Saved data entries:
════════════════════

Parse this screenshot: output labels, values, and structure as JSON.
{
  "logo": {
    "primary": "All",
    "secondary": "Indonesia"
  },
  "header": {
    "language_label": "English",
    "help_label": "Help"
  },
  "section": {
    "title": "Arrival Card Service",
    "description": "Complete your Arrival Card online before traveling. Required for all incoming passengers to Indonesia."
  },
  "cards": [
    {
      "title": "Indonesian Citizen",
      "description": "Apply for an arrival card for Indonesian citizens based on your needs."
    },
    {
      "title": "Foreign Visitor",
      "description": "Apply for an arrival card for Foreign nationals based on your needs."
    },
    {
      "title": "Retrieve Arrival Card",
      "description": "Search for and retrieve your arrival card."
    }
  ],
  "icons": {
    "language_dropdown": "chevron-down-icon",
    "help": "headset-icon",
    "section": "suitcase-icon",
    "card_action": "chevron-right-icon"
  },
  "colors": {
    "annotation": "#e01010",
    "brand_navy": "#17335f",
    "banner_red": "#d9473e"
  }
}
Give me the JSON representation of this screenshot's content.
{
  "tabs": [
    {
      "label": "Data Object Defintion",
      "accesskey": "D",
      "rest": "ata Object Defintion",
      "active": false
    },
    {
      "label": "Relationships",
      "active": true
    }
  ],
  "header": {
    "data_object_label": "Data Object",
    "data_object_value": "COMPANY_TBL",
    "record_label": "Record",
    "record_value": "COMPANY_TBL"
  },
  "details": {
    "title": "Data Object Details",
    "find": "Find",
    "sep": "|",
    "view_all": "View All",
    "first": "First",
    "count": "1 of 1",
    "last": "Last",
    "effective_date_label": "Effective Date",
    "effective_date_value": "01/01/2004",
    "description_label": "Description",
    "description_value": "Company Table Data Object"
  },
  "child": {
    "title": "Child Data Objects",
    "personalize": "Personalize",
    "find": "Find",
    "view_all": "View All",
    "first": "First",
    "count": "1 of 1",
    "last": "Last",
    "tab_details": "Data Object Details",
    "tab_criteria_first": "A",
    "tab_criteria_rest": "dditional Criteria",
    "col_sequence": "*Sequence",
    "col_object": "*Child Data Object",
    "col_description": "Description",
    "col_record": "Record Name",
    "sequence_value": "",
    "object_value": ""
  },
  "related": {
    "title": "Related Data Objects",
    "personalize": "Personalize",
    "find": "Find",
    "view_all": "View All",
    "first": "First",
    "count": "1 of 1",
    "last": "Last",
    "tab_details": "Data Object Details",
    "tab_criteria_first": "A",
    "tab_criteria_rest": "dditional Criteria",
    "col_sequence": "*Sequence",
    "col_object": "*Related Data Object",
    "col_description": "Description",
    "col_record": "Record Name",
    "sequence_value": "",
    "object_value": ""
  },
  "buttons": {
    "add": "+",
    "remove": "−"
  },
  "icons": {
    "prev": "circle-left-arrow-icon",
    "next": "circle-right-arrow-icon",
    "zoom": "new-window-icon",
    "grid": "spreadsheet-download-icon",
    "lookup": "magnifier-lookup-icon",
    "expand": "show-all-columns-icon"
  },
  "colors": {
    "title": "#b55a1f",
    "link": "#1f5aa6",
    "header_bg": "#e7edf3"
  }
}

════════════════════

### What to work on
Find every line in the records above that contains the word "Defintion", and copy each one.

### Complete response
      "label": "Data Object Defintion",
      "rest": "ata Object Defintion",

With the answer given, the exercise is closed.